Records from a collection
* start *

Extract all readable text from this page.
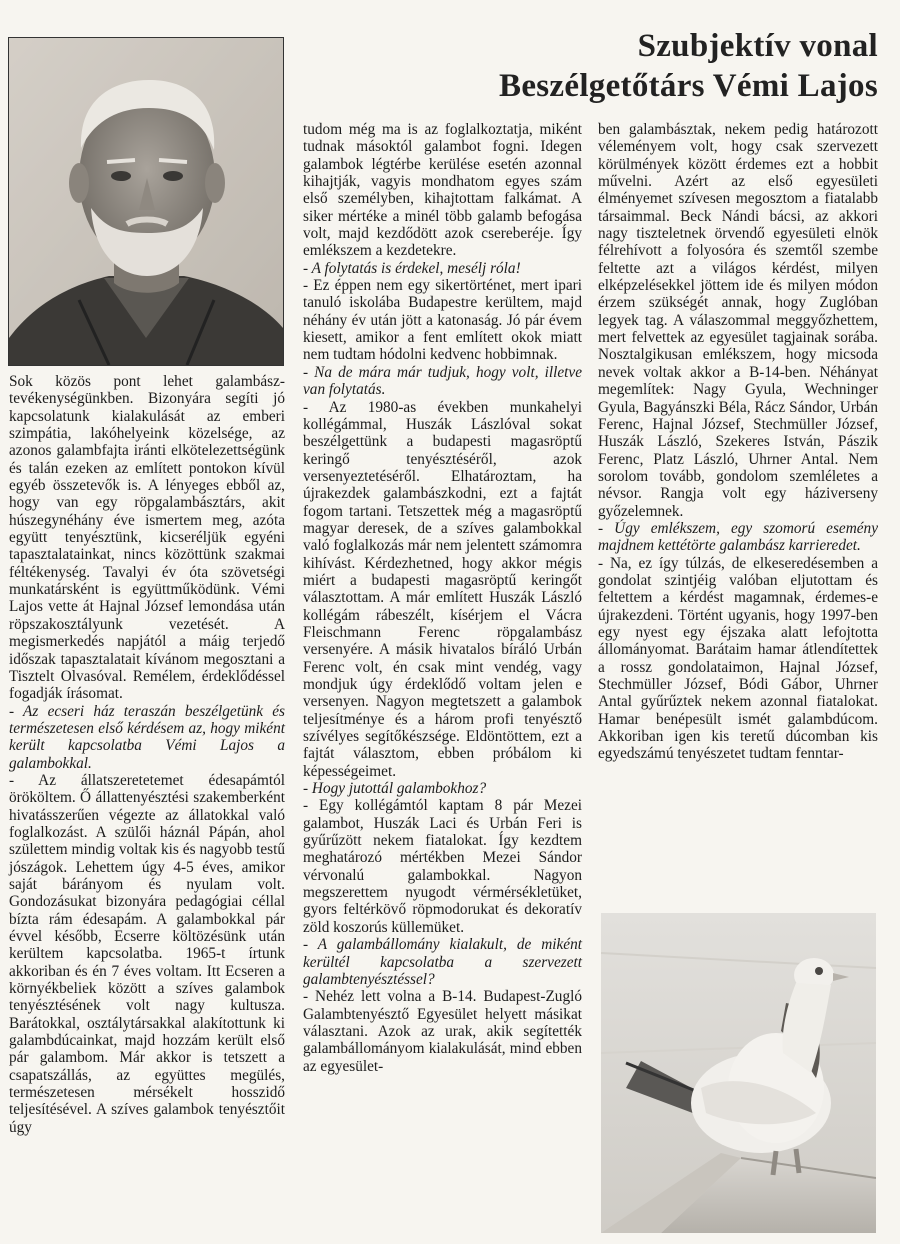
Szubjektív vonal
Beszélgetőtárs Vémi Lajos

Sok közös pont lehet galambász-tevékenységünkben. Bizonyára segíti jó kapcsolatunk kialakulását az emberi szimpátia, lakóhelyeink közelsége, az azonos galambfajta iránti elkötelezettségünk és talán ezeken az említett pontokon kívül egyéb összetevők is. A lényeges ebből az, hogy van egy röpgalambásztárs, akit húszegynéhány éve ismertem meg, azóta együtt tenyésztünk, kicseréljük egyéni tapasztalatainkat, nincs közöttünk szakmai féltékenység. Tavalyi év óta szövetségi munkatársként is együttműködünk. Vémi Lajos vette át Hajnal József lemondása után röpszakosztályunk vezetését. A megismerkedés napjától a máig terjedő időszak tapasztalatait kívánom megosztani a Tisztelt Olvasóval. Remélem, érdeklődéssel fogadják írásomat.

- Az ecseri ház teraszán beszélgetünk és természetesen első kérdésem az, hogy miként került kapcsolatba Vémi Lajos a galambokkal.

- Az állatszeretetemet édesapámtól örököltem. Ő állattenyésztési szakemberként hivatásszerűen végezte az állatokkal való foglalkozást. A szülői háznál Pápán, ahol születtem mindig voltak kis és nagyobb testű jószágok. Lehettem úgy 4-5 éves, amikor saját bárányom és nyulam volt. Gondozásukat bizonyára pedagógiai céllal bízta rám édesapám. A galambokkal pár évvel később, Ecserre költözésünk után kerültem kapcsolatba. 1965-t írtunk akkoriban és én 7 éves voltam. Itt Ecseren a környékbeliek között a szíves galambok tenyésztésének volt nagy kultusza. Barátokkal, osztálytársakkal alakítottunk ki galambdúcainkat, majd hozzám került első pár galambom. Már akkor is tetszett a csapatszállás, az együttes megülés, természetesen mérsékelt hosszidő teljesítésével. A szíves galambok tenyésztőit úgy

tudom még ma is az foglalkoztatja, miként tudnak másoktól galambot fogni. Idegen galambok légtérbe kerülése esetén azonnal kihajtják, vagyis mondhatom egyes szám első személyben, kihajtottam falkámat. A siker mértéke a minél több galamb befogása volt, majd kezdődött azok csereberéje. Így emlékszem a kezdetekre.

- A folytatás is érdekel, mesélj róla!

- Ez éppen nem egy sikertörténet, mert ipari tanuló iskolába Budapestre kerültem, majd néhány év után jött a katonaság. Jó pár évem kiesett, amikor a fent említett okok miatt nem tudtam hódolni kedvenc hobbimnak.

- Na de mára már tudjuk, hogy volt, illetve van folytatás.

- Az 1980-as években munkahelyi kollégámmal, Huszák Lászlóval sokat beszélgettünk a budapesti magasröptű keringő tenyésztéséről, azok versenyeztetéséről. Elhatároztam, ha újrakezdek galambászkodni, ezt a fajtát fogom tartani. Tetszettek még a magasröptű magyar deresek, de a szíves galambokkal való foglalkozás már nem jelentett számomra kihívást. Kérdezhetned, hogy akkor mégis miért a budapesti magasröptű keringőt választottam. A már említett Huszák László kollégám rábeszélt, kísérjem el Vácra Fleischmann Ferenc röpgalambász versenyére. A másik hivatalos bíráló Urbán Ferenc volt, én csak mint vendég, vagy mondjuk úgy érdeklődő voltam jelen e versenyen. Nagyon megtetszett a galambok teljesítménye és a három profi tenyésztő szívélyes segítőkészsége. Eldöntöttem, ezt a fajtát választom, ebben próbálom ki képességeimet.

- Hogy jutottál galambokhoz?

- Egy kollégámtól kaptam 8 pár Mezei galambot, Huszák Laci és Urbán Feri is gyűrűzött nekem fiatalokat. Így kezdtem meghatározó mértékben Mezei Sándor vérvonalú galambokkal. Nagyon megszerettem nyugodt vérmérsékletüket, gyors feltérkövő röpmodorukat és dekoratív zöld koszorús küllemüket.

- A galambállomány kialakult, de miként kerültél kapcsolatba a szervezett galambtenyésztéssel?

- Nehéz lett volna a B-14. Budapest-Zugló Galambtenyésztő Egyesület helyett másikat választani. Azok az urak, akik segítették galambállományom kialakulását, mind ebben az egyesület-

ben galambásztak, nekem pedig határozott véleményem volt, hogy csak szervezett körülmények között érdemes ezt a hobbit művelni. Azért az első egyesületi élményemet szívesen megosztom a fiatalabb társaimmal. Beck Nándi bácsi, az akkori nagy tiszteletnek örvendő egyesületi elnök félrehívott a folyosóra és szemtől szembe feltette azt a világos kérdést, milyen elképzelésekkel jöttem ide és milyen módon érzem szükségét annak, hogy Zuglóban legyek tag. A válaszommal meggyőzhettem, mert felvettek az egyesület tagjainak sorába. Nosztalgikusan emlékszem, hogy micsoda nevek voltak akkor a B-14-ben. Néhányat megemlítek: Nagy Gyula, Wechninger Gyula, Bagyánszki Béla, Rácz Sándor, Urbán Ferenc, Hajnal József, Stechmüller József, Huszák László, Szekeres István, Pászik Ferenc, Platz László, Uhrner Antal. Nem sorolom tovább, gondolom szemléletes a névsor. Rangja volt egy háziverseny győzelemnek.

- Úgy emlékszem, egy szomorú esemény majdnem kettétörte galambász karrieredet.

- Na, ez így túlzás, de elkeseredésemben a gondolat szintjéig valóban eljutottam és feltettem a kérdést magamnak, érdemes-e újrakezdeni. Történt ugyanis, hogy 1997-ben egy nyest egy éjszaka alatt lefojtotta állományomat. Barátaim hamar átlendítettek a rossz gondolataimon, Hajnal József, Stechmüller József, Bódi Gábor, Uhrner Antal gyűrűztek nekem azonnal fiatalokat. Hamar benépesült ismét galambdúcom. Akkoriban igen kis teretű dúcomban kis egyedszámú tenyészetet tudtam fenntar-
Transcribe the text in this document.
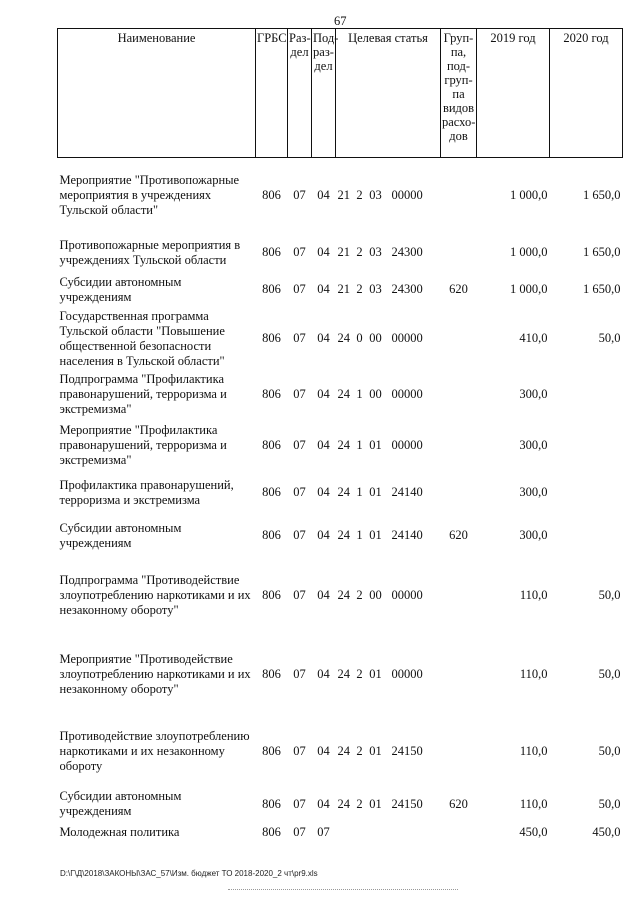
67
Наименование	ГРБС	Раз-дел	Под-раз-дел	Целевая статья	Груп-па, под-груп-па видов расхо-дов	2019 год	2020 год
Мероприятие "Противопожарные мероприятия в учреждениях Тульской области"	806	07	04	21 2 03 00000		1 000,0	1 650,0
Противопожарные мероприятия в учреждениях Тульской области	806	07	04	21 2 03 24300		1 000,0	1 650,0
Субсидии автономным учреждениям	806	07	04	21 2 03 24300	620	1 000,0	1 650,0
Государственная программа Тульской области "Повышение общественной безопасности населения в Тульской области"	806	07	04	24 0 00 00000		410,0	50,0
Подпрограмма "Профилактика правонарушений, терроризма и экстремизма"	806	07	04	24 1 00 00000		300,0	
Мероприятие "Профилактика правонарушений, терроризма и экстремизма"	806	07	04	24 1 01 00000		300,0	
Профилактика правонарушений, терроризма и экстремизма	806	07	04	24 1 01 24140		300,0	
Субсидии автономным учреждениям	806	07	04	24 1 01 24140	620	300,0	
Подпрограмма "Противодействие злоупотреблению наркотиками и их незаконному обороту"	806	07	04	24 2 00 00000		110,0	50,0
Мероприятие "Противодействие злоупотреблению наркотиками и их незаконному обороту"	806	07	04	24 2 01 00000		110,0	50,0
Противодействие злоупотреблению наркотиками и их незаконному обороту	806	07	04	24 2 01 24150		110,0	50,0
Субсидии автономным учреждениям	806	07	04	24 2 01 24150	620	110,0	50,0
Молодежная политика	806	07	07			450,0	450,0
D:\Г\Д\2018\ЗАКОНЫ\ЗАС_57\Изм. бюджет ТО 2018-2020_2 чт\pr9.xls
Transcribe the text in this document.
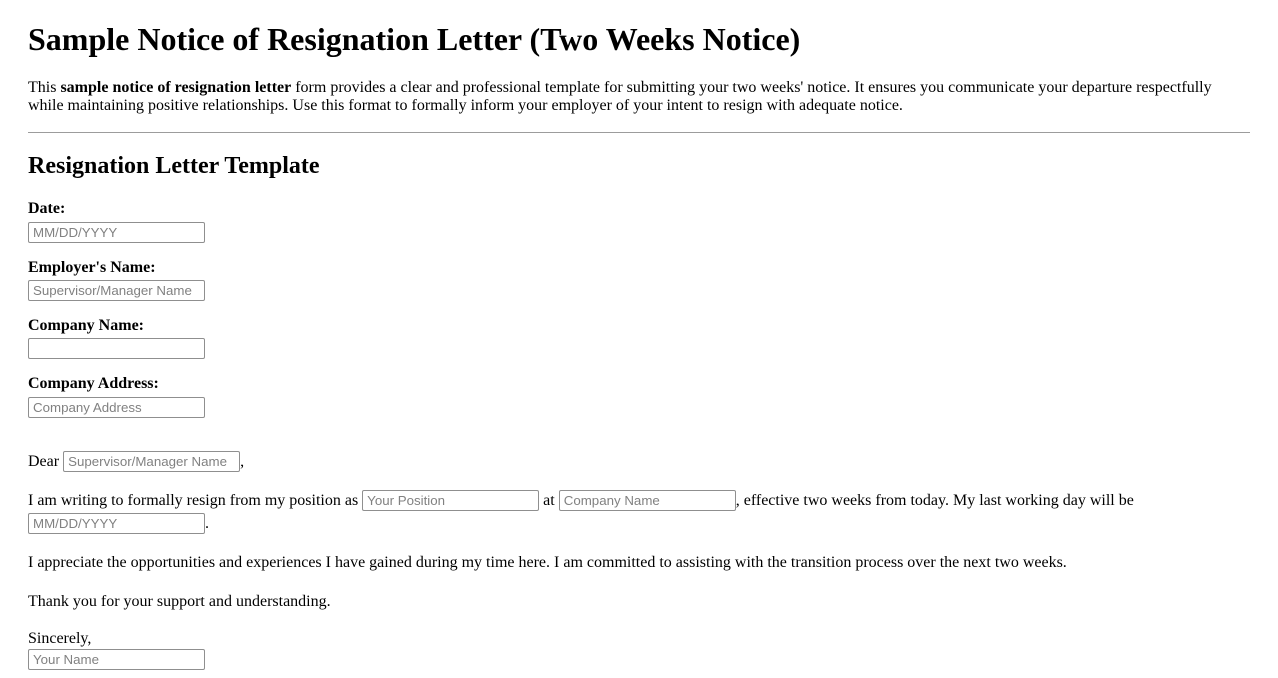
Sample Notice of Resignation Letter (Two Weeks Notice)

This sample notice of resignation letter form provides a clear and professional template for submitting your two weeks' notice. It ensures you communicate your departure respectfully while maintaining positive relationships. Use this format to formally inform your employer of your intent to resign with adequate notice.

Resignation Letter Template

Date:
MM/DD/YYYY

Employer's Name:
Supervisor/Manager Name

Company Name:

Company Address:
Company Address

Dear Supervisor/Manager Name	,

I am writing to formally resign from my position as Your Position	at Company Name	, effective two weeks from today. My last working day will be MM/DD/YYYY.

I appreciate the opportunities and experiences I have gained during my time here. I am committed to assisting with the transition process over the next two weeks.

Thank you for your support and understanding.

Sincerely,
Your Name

* end *

◆ Directions
For each line of the entries that includes "экстремизма", show that line.

◆ Solution for this exercise
Подпрограмма "Профилактика правонарушений, терроризма и экстремизма"	806	07	04	24 1 00 00000		300,0	
Мероприятие "Профилактика правонарушений, терроризма и экстремизма"	806	07	04	24 1 01 00000		300,0	
Профилактика правонарушений, терроризма и экстремизма	806	07	04	24 1 01 24140		300,0	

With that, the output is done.